>> Start DATA EXCERPTS
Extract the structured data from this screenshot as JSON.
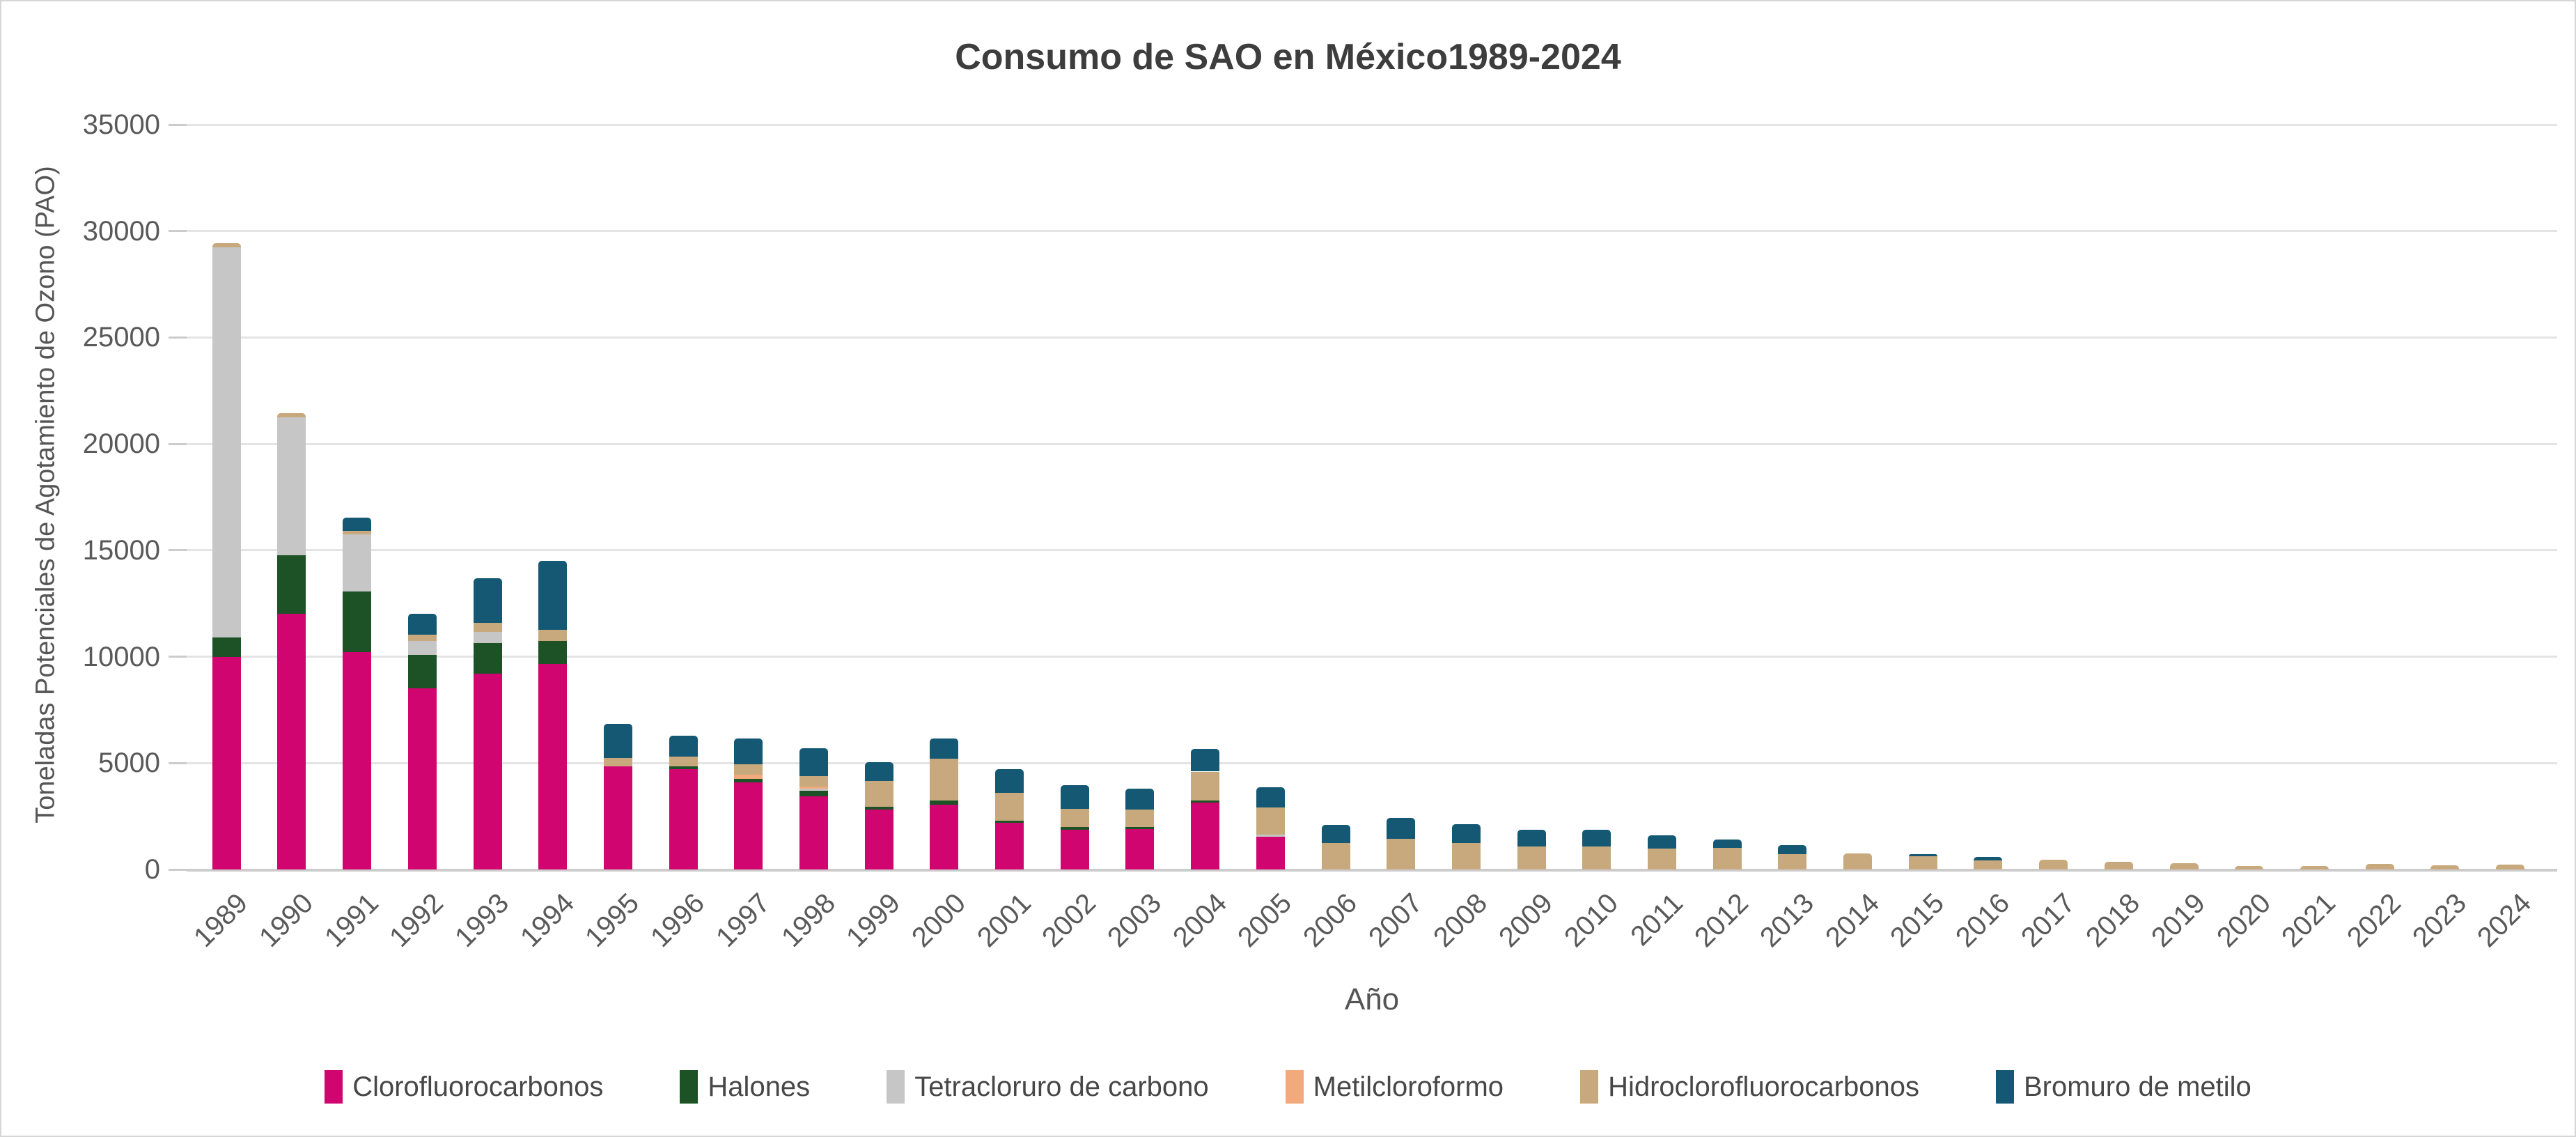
{
  "chart_data": {
    "type": "bar",
    "stacked": true,
    "title": "Consumo de SAO en México1989-2024",
    "xlabel": "Año",
    "ylabel": "Toneladas Potenciales de Agotamiento de Ozono (PAO)",
    "ylim": [
      0,
      35000
    ],
    "ytick_step": 5000,
    "yticks": [
      0,
      5000,
      10000,
      15000,
      20000,
      25000,
      30000,
      35000
    ],
    "grid": "horizontal",
    "legend_position": "bottom",
    "categories": [
      "1989",
      "1990",
      "1991",
      "1992",
      "1993",
      "1994",
      "1995",
      "1996",
      "1997",
      "1998",
      "1999",
      "2000",
      "2001",
      "2002",
      "2003",
      "2004",
      "2005",
      "2006",
      "2007",
      "2008",
      "2009",
      "2010",
      "2011",
      "2012",
      "2013",
      "2014",
      "2015",
      "2016",
      "2017",
      "2018",
      "2019",
      "2020",
      "2021",
      "2022",
      "2023",
      "2024"
    ],
    "series": [
      {
        "name": "Clorofluorocarbonos",
        "color": "#d0056f",
        "values": [
          10000,
          12000,
          10200,
          8500,
          9200,
          9650,
          4850,
          4700,
          4100,
          3450,
          2800,
          3050,
          2200,
          1850,
          1900,
          3150,
          1550,
          0,
          0,
          0,
          0,
          0,
          0,
          0,
          0,
          0,
          0,
          0,
          0,
          0,
          0,
          0,
          0,
          0,
          0,
          0
        ]
      },
      {
        "name": "Halones",
        "color": "#1c5226",
        "values": [
          900,
          2750,
          2850,
          1600,
          1450,
          1100,
          0,
          150,
          150,
          250,
          150,
          200,
          100,
          150,
          100,
          100,
          0,
          0,
          0,
          0,
          0,
          0,
          0,
          0,
          0,
          0,
          0,
          0,
          0,
          0,
          0,
          0,
          0,
          0,
          0,
          0
        ]
      },
      {
        "name": "Tetracloruro de carbono",
        "color": "#c6c6c6",
        "values": [
          18350,
          6500,
          2700,
          650,
          500,
          0,
          0,
          0,
          0,
          100,
          0,
          0,
          0,
          0,
          0,
          0,
          100,
          0,
          0,
          0,
          0,
          0,
          0,
          0,
          0,
          0,
          0,
          0,
          0,
          0,
          0,
          0,
          0,
          0,
          0,
          0
        ]
      },
      {
        "name": "Metilcloroformo",
        "color": "#f2a97c",
        "values": [
          0,
          0,
          0,
          0,
          0,
          0,
          0,
          0,
          200,
          100,
          0,
          0,
          0,
          0,
          0,
          0,
          0,
          0,
          0,
          0,
          0,
          0,
          0,
          0,
          0,
          0,
          0,
          0,
          0,
          0,
          0,
          0,
          0,
          0,
          0,
          0
        ]
      },
      {
        "name": "Hidroclorofluorocarbonos",
        "color": "#c8a97e",
        "values": [
          200,
          200,
          150,
          300,
          450,
          500,
          400,
          450,
          500,
          500,
          1200,
          1950,
          1300,
          850,
          800,
          1350,
          1250,
          1250,
          1450,
          1230,
          1070,
          1070,
          990,
          1000,
          710,
          740,
          610,
          430,
          450,
          350,
          280,
          180,
          180,
          250,
          200,
          220
        ]
      },
      {
        "name": "Bromuro de metilo",
        "color": "#155873",
        "values": [
          0,
          0,
          620,
          950,
          2100,
          3250,
          1600,
          1000,
          1200,
          1300,
          900,
          950,
          1100,
          1100,
          1000,
          1050,
          950,
          850,
          980,
          900,
          810,
          790,
          610,
          420,
          420,
          0,
          100,
          150,
          0,
          0,
          0,
          0,
          0,
          0,
          0,
          0
        ]
      }
    ]
  }
}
>> End DATA EXCERPTS
■ REQUIREMENT ■
Show all lines from the records above where the word "color" occurs.

■ RESPONSE FOR THIS EXERCISE ■
        "color": "#d0056f",
        "color": "#1c5226",
        "color": "#c6c6c6",
        "color": "#f2a97c",
        "color": "#c8a97e",
        "color": "#155873",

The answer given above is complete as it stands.